TASKS FOR THIS EXERCISE:
- a) Answer these questions from the mon mailing-list post.
(i) Which version of mon is installed on the RedHat 8 box?
(ii) What did the author stop on suspecting it was the problem?
(iii) At what time on Sep 14 does the log excerpt record that the mon server started?
- b) Reproduce everything in the mon mailing-list post from "In addition I" down to "my home network.", keeping every character unchanged.

[WBEL-users] Still killing me softly with mon

Ed Morrison emorrison@ncen.org
Tue, 14 Sep 2004 10:34:27 -0700


Well my mon issues seem to never solve.  After a vacation I am once
again tackling my unsolvable mon problems.  I have a RedHat 8 box
running mon-0.99.2 (last stable version).  I need/want to rid myself of
this box and use WBEL for this purpose.  To this end I have WBEL
installed along with mon-0.99.2.  Mon works great for sending me alerts
that the services I'm monitoring are down.  Unfortunately they are not
down.  Below is a tail of my log file.  I thought iptables might be my
problem so I stopped them with no change.  My RH8 box is on the same
network as the WBEL box and behind the same firewall as the WBEL with
the same port openings to it (working just fine).  For that matter I
reassigned the IPs of both boxes and gave the WBEL box the RH8 IP and
this too did nothing to help my cause. 

In addition I decided to setup a WBEL box on the same network I am
running the services I am monitoring to see if I am missing anything
with my firewall or iptables, this WBEL box does the exact same thing as
the WBEL box on my home network.

Below is a tail of /var/log/messages and a copy of my mon.cf file.

Tail excerpt:

Sep 14 10:21:02 whitebox mon[7593]: mon server started
Sep 14 10:21:07 whitebox mon[7593]: failure for wwwservers ping
1095182467 ncen yubamail
Sep 14 10:21:07 whitebox mon[7593]: calling alert mail.alert for
wwwservers/ping (/usr/lib/mon/alert.d/mail.alert,changed to protect the
innocent) ncen yubamail
Sep 14 10:21:07 whitebox mon[7593]: calling alert mail.alert for
wwwservers/ping (/usr/lib/mon/alert.d/mail.alert,changed to protect the
innocent) ncen yubamail


mon.cf:

# Example "mon.cf" configuration for "mon".

PROVIDED RECORDS:
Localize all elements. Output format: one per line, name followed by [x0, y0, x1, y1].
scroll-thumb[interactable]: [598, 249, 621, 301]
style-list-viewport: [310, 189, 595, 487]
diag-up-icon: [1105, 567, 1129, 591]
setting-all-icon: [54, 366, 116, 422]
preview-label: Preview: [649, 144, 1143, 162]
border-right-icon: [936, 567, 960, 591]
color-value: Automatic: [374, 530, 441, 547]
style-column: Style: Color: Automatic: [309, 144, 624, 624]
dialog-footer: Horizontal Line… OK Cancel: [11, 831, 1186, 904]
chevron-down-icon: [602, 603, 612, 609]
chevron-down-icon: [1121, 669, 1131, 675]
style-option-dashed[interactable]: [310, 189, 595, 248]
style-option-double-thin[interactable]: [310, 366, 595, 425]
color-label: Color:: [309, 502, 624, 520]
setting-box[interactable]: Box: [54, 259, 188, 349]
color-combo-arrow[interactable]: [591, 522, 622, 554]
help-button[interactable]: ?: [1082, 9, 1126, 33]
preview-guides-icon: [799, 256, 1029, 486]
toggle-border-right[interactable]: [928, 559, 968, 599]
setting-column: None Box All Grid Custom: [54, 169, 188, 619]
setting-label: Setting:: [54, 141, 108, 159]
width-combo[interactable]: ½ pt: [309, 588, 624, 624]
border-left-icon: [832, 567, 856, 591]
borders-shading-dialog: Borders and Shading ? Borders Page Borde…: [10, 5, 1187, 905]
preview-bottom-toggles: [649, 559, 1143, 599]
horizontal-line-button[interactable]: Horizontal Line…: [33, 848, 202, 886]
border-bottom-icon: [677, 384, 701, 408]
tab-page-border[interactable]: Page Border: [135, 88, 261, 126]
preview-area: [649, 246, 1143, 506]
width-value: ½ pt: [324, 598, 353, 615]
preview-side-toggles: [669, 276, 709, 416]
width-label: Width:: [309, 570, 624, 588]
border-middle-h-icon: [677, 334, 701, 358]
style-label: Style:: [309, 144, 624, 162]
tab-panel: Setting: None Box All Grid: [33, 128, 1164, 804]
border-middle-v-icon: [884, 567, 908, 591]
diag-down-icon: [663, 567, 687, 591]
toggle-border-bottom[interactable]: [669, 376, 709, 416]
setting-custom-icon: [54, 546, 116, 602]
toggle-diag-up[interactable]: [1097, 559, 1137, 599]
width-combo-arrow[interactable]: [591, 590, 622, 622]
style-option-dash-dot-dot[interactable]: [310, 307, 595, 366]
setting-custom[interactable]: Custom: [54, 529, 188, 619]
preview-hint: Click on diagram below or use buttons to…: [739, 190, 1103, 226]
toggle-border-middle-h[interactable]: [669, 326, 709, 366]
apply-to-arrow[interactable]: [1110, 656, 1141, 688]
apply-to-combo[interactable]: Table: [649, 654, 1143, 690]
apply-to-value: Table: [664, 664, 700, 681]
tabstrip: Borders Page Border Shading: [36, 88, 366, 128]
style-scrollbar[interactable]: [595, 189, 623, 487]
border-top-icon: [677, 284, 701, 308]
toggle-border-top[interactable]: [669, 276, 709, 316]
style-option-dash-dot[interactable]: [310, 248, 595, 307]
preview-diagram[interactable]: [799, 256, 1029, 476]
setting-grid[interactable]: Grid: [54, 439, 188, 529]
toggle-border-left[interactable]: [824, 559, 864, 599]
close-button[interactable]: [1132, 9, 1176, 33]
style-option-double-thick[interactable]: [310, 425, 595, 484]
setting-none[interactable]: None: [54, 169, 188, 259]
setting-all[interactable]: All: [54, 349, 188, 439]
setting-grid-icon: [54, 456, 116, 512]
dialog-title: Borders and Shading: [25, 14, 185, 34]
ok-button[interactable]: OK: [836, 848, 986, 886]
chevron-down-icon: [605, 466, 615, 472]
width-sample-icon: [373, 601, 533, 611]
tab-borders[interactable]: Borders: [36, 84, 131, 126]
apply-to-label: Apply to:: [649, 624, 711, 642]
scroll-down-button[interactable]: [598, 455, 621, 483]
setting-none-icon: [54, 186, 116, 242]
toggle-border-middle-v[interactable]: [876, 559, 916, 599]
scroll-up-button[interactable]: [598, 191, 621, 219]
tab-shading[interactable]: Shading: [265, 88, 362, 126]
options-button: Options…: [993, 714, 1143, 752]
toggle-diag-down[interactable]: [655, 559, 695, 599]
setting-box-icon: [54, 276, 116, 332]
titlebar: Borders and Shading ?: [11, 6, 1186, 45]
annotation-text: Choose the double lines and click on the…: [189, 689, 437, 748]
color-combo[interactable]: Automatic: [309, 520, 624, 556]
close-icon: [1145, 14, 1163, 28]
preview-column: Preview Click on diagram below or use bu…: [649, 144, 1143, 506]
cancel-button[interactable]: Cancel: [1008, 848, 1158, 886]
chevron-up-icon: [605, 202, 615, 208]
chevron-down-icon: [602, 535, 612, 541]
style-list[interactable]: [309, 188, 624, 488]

EXPECTED OUTPUTS:
- a)
(i) mon-0.99.2
(ii) iptables
(iii) 10:21:02

- b)
In addition I decided to setup a WBEL box on the same network I am
running the services I am monitoring to see if I am missing anything
with my firewall or iptables, this WBEL box does the exact same thing as
the WBEL box on my home network.